(Extracted data entries)

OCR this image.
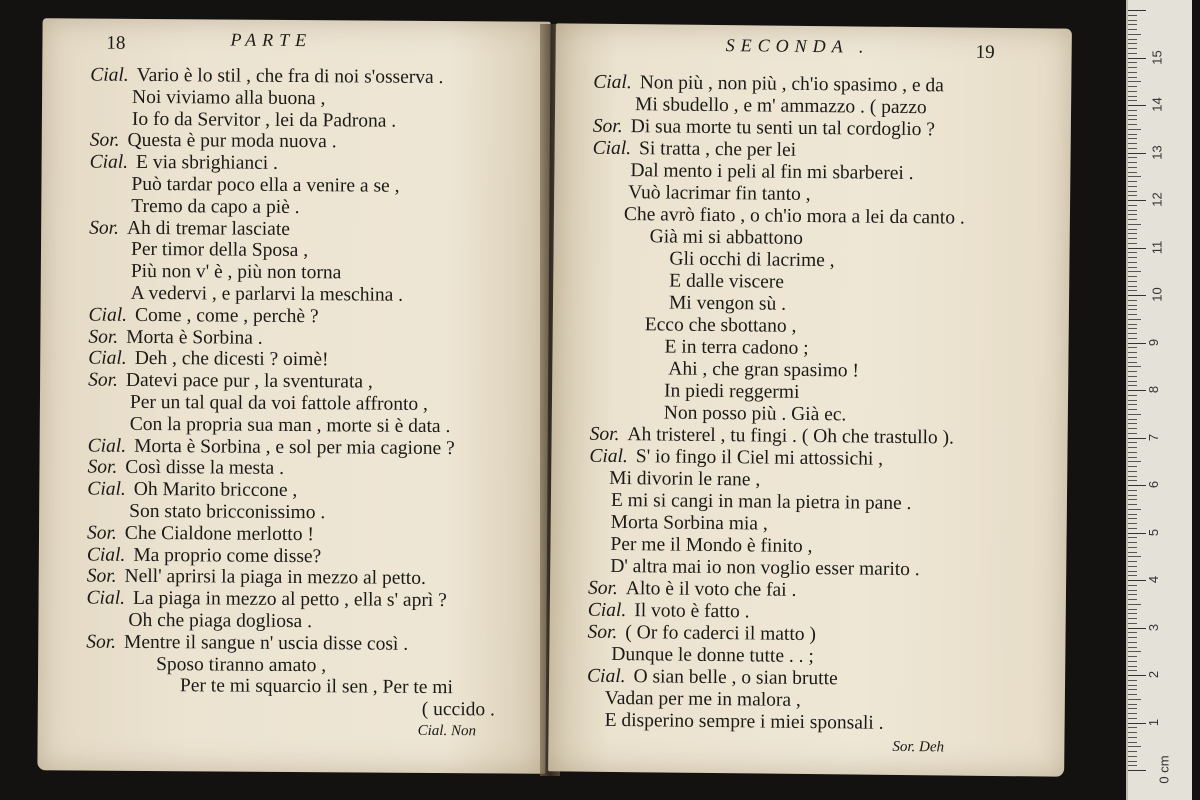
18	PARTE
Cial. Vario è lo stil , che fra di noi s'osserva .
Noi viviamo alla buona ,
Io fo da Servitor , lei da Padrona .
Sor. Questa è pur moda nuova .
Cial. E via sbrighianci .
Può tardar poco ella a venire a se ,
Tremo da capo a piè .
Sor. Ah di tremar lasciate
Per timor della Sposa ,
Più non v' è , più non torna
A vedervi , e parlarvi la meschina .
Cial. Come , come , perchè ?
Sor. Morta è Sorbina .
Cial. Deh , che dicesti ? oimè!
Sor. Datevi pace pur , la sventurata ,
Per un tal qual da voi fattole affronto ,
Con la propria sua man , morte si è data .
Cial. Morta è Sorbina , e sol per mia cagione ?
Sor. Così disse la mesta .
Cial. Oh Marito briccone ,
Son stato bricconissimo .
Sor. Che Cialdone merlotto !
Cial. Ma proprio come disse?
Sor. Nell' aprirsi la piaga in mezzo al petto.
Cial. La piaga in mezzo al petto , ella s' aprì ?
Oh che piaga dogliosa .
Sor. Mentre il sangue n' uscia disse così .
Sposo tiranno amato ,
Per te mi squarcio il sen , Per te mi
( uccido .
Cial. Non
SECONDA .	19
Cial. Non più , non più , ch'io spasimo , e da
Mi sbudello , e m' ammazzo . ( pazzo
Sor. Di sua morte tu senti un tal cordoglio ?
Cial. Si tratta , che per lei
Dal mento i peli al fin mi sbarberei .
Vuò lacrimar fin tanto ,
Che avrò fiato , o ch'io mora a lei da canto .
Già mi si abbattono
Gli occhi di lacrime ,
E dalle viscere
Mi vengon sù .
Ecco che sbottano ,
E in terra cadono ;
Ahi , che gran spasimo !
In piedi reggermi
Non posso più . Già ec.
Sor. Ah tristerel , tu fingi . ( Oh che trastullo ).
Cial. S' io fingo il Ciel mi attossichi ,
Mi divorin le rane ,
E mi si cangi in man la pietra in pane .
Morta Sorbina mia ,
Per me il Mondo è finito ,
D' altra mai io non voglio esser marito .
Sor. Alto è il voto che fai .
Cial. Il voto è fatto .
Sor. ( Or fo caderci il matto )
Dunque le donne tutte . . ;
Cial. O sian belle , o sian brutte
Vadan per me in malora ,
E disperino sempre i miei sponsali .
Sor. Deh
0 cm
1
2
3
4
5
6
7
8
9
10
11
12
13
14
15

## EXERCISE REQUIREMENTS
Return, from the data, each line that has the word "spasimo" in it.

## SOLUTION TO THE PROBLEM
Cial. Non più , non più , ch'io spasimo , e da
Ahi , che gran spasimo !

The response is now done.